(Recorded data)
=-=-=-=-=

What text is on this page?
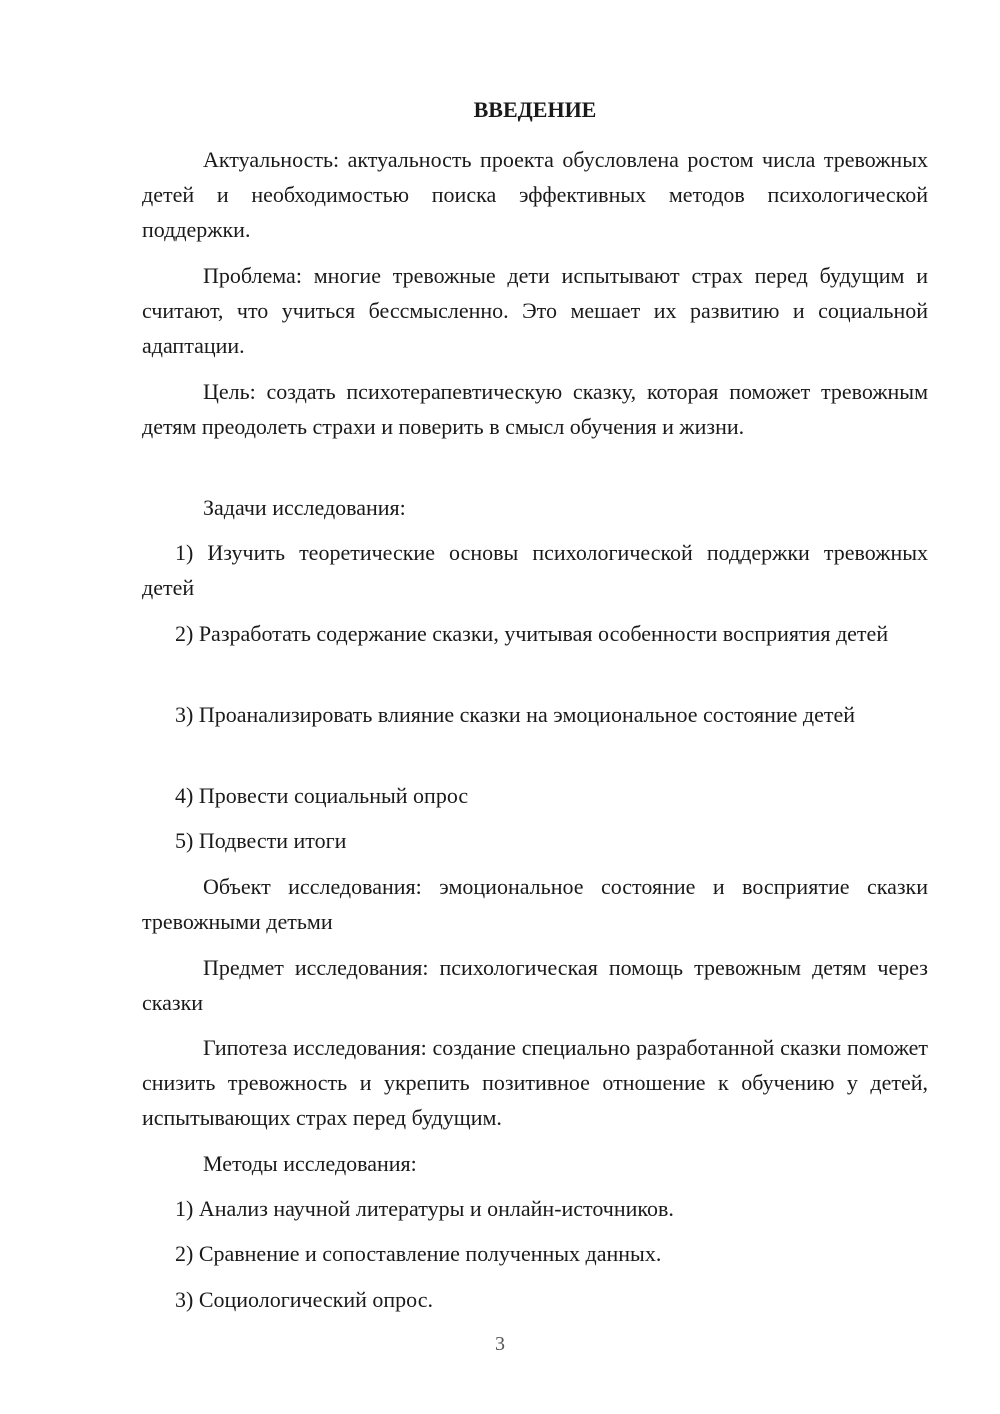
ВВЕДЕНИЕ

Актуальность: актуальность проекта обусловлена ростом числа тревожных детей и необходимостью поиска эффективных методов психологической поддержки.

Проблема: многие тревожные дети испытывают страх перед будущим и считают, что учиться бессмысленно. Это мешает их развитию и социальной адаптации.

Цель: создать психотерапевтическую сказку, которая поможет тревожным детям преодолеть страхи и поверить в смысл обучения и жизни.

Задачи исследования:

1) Изучить теоретические основы психологической поддержки тревожных детей

2) Разработать содержание сказки, учитывая особенности восприятия детей

3) Проанализировать влияние сказки на эмоциональное состояние детей

4) Провести социальный опрос

5) Подвести итоги

Объект исследования: эмоциональное состояние и восприятие сказки тревожными детьми

Предмет исследования: психологическая помощь тревожным детям через сказки

Гипотеза исследования: создание специально разработанной сказки поможет снизить тревожность и укрепить позитивное отношение к обучению у детей, испытывающих страх перед будущим.

Методы исследования:

1) Анализ научной литературы и онлайн-источников.

2) Сравнение и сопоставление полученных данных.

3) Социологический опрос.

3
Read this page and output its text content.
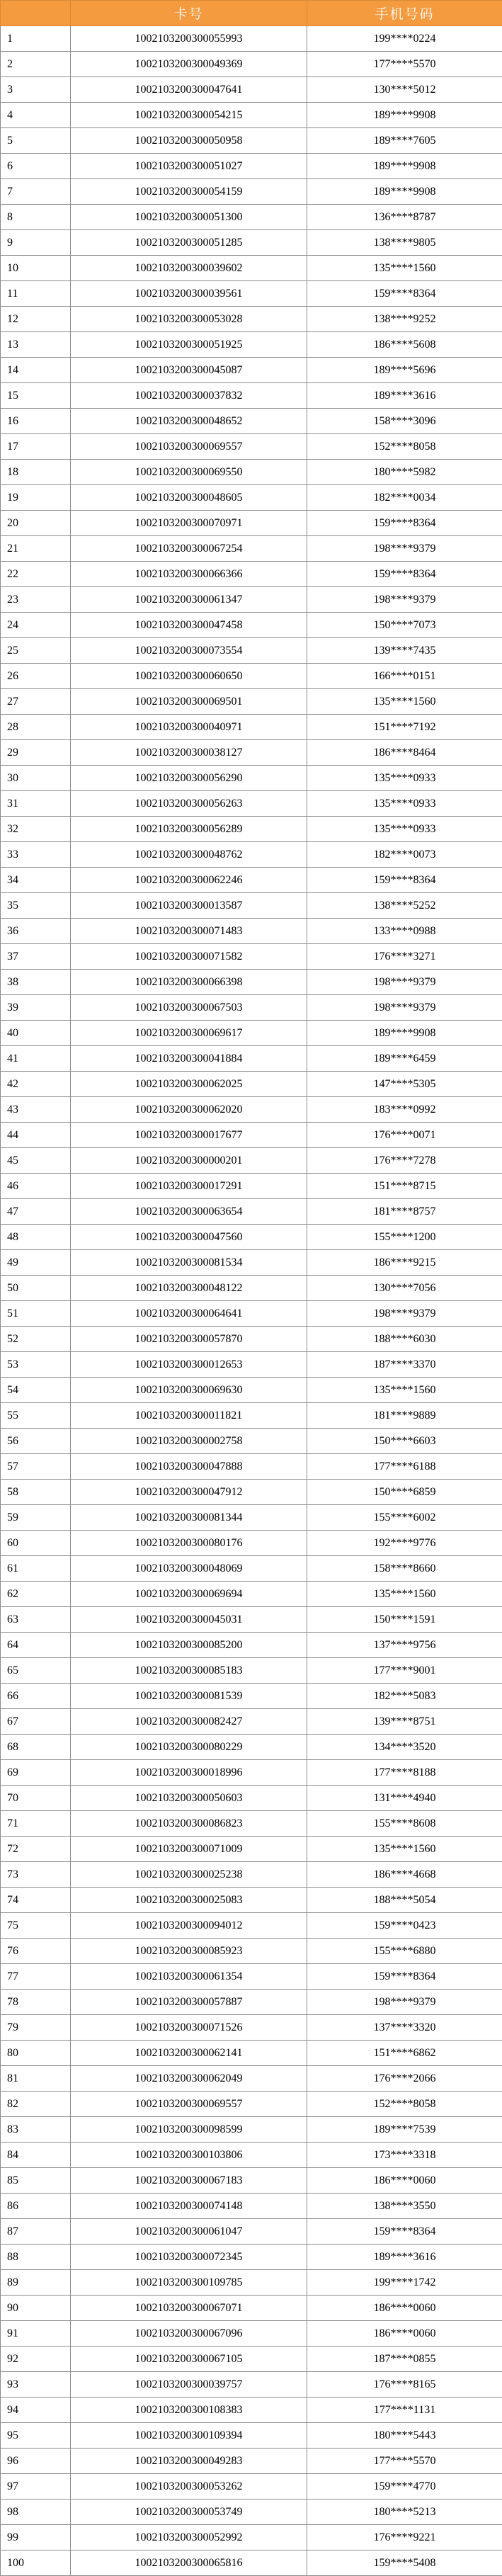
	卡号	手机号码
1	1002103200300055993	199****0224
2	1002103200300049369	177****5570
3	1002103200300047641	130****5012
4	1002103200300054215	189****9908
5	1002103200300050958	189****7605
6	1002103200300051027	189****9908
7	1002103200300054159	189****9908
8	1002103200300051300	136****8787
9	1002103200300051285	138****9805
10	1002103200300039602	135****1560
11	1002103200300039561	159****8364
12	1002103200300053028	138****9252
13	1002103200300051925	186****5608
14	1002103200300045087	189****5696
15	1002103200300037832	189****3616
16	1002103200300048652	158****3096
17	1002103200300069557	152****8058
18	1002103200300069550	180****5982
19	1002103200300048605	182****0034
20	1002103200300070971	159****8364
21	1002103200300067254	198****9379
22	1002103200300066366	159****8364
23	1002103200300061347	198****9379
24	1002103200300047458	150****7073
25	1002103200300073554	139****7435
26	1002103200300060650	166****0151
27	1002103200300069501	135****1560
28	1002103200300040971	151****7192
29	1002103200300038127	186****8464
30	1002103200300056290	135****0933
31	1002103200300056263	135****0933
32	1002103200300056289	135****0933
33	1002103200300048762	182****0073
34	1002103200300062246	159****8364
35	1002103200300013587	138****5252
36	1002103200300071483	133****0988
37	1002103200300071582	176****3271
38	1002103200300066398	198****9379
39	1002103200300067503	198****9379
40	1002103200300069617	189****9908
41	1002103200300041884	189****6459
42	1002103200300062025	147****5305
43	1002103200300062020	183****0992
44	1002103200300017677	176****0071
45	1002103200300000201	176****7278
46	1002103200300017291	151****8715
47	1002103200300063654	181****8757
48	1002103200300047560	155****1200
49	1002103200300081534	186****9215
50	1002103200300048122	130****7056
51	1002103200300064641	198****9379
52	1002103200300057870	188****6030
53	1002103200300012653	187****3370
54	1002103200300069630	135****1560
55	1002103200300011821	181****9889
56	1002103200300002758	150****6603
57	1002103200300047888	177****6188
58	1002103200300047912	150****6859
59	1002103200300081344	155****6002
60	1002103200300080176	192****9776
61	1002103200300048069	158****8660
62	1002103200300069694	135****1560
63	1002103200300045031	150****1591
64	1002103200300085200	137****9756
65	1002103200300085183	177****9001
66	1002103200300081539	182****5083
67	1002103200300082427	139****8751
68	1002103200300080229	134****3520
69	1002103200300018996	177****8188
70	1002103200300050603	131****4940
71	1002103200300086823	155****8608
72	1002103200300071009	135****1560
73	1002103200300025238	186****4668
74	1002103200300025083	188****5054
75	1002103200300094012	159****0423
76	1002103200300085923	155****6880
77	1002103200300061354	159****8364
78	1002103200300057887	198****9379
79	1002103200300071526	137****3320
80	1002103200300062141	151****6862
81	1002103200300062049	176****2066
82	1002103200300069557	152****8058
83	1002103200300098599	189****7539
84	1002103200300103806	173****3318
85	1002103200300067183	186****0060
86	1002103200300074148	138****3550
87	1002103200300061047	159****8364
88	1002103200300072345	189****3616
89	1002103200300109785	199****1742
90	1002103200300067071	186****0060
91	1002103200300067096	186****0060
92	1002103200300067105	187****0855
93	1002103200300039757	176****8165
94	1002103200300108383	177****1131
95	1002103200300109394	180****5443
96	1002103200300049283	177****5570
97	1002103200300053262	159****4770
98	1002103200300053749	180****5213
99	1002103200300052992	176****9221
100	1002103200300065816	159****5408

=-=-=-=-=

-- WHAT YOU NEED TO DO --
Using the records above, copy every line that has the word "сказки" in it.

-- COMPLETE ANSWER --
2) Разработать содержание сказки, учитывая особенности восприятия детей
3) Проанализировать влияние сказки на эмоциональное состояние детей
Объект исследования: эмоциональное состояние и восприятие сказки тревожными детьми
Предмет исследования: психологическая помощь тревожным детям через сказки
Гипотеза исследования: создание специально разработанной сказки поможет снизить тревожность и укрепить позитивное отношение к обучению у детей, испытывающих страх перед будущим.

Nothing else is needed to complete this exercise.